### Problem to solve
Rewrite the stretch of the Airbnb rural tourism text from "Guangxi Zhuang Autonomous" through "communities throughout China.", swapping "local academics" for "local researchers".

*** Opening of Extracted text ***

Earlier this year, Chinese President Xi Jinping announced plans to eradicate poverty in China by 2020, having already announced the reduction of the number of people living in poverty by approximately 15 million in 2016.
China is one of the most visited countries in the world, and the Chinese government has identified tourism as an important means for poverty reduction. However, most of China’s most poverty-stricken regions are in remote, rural areas which don’t typically benefit from tourism and hospitality.
At Airbnb, we believe home sharing and the sharing economy can help rural areas create new economic opportunities for local communities.
Today, as we approach the annual International Day for the Eradication of Poverty, we have launched the Airbnb-Guilin Rural Community Tourism Project – an initiative aiming to promote rural tourism in Guilin and empower locals to pursue new economic opportunities through home sharing.
Guangxi Zhuang Autonomous Region is home to over 35 million people and while the famous tourism city Guilin is known around the world for its natural beauty and unique culture, many of the region’s towns, villages and communities remain unknown to travelers.
Through the partnership, established with the Guilin Tourism Development Committee, Airbnb will train local families in Jinjiang village on home sharing, hospitality standards and digital literacy.
Importantly, we will also work with local academics to study the economic impacts of home sharing and the benefits of inclusive, community-driven tourism, before extending the initiative to other communities throughout China.
“We’re excited to make this announcement and play our part in boosting rural economies in China,” said An Li, Vice President at Airbnb China. “China is fully embracing the sharing economy, and we believe that through technology, home sharing can provide economic opportunities to atypical tourist destinations, and also help to introduce unique local experiences to travelers from around the world.”
The partnership is the latest in a series of Airbnb agreements across the Asia-Pacific region to promote rural tourism, including in India, Korea, Japan and Taiwan.

*** Close of Extracted text ***
*** Opening of Study material ***

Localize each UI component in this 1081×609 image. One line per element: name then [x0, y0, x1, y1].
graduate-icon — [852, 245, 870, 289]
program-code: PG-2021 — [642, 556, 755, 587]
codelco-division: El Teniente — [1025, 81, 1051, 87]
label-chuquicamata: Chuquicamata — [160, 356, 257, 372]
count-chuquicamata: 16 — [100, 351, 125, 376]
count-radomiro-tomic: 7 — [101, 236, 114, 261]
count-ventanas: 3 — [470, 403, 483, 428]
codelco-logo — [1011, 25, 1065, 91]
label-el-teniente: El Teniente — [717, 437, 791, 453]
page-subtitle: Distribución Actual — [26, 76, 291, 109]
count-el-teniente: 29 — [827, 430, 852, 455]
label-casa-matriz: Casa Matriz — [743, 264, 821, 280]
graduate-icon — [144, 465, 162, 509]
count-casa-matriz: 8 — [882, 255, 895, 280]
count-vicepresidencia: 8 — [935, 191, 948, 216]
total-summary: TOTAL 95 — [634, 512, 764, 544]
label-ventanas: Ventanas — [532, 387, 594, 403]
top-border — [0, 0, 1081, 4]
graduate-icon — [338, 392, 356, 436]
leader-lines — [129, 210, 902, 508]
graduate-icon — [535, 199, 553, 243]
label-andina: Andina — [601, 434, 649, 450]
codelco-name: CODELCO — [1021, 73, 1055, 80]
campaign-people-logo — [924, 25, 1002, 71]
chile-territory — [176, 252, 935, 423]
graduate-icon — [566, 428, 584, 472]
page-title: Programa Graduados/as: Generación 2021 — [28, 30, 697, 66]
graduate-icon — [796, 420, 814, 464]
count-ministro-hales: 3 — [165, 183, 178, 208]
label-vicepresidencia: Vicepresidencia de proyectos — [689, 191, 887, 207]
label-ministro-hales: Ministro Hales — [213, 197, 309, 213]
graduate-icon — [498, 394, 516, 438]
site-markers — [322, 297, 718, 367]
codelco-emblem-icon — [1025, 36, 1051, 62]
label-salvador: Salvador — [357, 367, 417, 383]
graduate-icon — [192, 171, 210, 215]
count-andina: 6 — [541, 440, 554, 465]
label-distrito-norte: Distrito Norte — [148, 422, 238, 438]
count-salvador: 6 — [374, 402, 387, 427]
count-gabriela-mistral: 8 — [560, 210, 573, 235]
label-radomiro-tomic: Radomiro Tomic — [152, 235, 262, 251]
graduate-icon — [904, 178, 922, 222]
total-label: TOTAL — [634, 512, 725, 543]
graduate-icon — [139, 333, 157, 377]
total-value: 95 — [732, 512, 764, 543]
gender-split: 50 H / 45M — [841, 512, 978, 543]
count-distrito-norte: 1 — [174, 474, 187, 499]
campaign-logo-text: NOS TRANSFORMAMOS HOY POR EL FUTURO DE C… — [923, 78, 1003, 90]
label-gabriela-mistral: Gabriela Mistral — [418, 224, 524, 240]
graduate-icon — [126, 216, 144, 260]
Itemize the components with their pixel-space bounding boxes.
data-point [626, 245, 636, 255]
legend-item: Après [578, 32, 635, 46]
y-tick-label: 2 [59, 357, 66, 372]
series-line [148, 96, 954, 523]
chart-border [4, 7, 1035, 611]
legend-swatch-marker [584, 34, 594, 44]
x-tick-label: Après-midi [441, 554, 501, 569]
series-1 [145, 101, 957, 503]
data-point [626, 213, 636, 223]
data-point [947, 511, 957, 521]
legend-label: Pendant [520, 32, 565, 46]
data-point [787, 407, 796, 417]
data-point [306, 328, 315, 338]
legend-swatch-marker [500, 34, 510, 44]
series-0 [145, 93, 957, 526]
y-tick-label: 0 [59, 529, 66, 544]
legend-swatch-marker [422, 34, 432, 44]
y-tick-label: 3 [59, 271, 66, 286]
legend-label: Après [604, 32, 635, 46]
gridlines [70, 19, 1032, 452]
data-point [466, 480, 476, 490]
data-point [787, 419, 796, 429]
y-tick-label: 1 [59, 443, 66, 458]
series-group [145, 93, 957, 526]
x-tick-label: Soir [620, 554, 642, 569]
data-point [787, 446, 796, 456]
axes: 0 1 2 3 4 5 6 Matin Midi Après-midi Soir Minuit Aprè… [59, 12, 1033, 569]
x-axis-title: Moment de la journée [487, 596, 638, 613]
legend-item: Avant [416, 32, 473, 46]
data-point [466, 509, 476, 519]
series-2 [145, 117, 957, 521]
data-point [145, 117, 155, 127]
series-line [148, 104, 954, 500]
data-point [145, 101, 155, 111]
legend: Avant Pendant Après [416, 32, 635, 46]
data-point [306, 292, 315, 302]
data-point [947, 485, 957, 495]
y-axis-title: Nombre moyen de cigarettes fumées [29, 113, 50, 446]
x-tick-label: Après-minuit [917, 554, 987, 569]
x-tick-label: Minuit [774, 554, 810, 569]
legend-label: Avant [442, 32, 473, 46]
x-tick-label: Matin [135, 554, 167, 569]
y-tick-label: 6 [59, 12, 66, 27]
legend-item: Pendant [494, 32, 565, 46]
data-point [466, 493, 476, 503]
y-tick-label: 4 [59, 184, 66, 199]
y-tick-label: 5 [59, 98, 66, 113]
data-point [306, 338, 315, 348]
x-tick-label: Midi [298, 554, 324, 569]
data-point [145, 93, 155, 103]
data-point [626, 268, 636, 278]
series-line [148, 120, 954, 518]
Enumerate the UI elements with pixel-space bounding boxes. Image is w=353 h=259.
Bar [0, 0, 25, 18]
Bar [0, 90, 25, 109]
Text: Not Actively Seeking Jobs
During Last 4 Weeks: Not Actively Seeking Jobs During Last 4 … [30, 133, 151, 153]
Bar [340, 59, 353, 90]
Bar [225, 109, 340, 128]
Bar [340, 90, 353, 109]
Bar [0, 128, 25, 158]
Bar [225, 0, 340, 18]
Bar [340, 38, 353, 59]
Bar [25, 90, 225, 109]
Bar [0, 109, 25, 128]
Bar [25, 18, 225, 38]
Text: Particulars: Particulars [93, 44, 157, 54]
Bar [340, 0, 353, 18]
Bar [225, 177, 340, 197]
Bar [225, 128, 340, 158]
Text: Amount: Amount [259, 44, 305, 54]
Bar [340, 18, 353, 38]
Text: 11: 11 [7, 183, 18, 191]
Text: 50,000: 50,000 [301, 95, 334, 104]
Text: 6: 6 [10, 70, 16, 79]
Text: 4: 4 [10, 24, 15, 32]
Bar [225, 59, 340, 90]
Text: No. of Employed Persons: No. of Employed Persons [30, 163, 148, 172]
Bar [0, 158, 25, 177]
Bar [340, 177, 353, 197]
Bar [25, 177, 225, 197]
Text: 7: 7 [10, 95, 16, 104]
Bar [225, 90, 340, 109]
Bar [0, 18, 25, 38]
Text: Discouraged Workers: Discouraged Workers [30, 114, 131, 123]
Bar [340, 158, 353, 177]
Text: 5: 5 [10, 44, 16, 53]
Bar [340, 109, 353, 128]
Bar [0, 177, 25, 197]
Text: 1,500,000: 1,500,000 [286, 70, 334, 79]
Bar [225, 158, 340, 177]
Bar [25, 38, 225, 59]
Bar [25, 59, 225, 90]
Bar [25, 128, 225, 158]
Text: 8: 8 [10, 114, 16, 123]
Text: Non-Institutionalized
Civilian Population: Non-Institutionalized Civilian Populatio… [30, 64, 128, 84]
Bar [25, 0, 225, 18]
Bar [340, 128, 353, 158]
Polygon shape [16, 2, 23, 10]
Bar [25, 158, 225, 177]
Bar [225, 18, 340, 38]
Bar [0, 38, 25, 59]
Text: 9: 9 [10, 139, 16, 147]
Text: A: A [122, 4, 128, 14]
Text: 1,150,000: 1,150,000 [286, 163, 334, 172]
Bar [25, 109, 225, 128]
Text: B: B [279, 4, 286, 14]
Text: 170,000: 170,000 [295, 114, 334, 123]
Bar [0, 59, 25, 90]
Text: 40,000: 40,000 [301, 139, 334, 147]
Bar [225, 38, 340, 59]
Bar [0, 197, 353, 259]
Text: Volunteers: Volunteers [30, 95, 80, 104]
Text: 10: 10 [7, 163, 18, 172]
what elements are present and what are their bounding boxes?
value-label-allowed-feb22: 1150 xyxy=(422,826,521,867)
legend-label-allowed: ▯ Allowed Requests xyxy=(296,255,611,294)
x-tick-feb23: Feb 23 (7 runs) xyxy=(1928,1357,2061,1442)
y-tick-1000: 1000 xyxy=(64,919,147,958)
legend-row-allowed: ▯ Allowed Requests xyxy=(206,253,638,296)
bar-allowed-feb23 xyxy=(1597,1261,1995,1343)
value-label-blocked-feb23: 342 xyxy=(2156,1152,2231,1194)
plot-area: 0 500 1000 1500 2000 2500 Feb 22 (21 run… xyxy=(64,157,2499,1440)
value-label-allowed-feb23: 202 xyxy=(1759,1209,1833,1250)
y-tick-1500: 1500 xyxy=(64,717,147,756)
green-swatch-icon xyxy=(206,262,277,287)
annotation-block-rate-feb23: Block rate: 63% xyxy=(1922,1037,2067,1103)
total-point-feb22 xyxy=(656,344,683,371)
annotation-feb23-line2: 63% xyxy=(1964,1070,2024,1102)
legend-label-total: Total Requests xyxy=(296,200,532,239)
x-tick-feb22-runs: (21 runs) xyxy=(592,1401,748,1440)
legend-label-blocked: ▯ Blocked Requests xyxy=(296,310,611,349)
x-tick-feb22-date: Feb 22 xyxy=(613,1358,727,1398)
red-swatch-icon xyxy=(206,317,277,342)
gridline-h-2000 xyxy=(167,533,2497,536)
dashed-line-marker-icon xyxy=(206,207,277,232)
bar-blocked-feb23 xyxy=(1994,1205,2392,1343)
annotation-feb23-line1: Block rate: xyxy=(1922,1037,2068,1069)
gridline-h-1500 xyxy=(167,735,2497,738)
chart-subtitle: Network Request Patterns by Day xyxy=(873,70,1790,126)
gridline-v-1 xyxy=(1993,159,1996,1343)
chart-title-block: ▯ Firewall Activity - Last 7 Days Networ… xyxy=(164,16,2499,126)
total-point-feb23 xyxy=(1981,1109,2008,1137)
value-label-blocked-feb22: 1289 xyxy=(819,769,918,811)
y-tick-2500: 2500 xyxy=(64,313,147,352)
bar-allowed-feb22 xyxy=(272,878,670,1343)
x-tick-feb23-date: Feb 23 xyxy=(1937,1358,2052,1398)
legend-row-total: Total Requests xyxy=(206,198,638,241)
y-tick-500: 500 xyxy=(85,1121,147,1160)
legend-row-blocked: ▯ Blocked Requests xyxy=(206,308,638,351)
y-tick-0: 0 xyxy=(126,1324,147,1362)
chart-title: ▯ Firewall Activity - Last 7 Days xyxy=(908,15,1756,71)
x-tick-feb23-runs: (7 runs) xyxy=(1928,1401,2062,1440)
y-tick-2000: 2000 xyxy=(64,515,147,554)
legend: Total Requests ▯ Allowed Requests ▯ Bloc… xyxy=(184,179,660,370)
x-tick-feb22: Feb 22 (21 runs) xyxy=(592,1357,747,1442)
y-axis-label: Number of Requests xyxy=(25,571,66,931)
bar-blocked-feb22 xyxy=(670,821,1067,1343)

*** Close of Study material ***

### Reply
Guangxi Zhuang Autonomous Region is home to over 35 million people and while the famous tourism city Guilin is known around the world for its natural beauty and unique culture, many of the region’s towns, villages and communities remain unknown to travelers.
Through the partnership, established with the Guilin Tourism Development Committee, Airbnb will train local families in Jinjiang village on home sharing, hospitality standards and digital literacy.
Importantly, we will also work with local researchers to study the economic impacts of home sharing and the benefits of inclusive, community-driven tourism, before extending the initiative to other communities throughout China.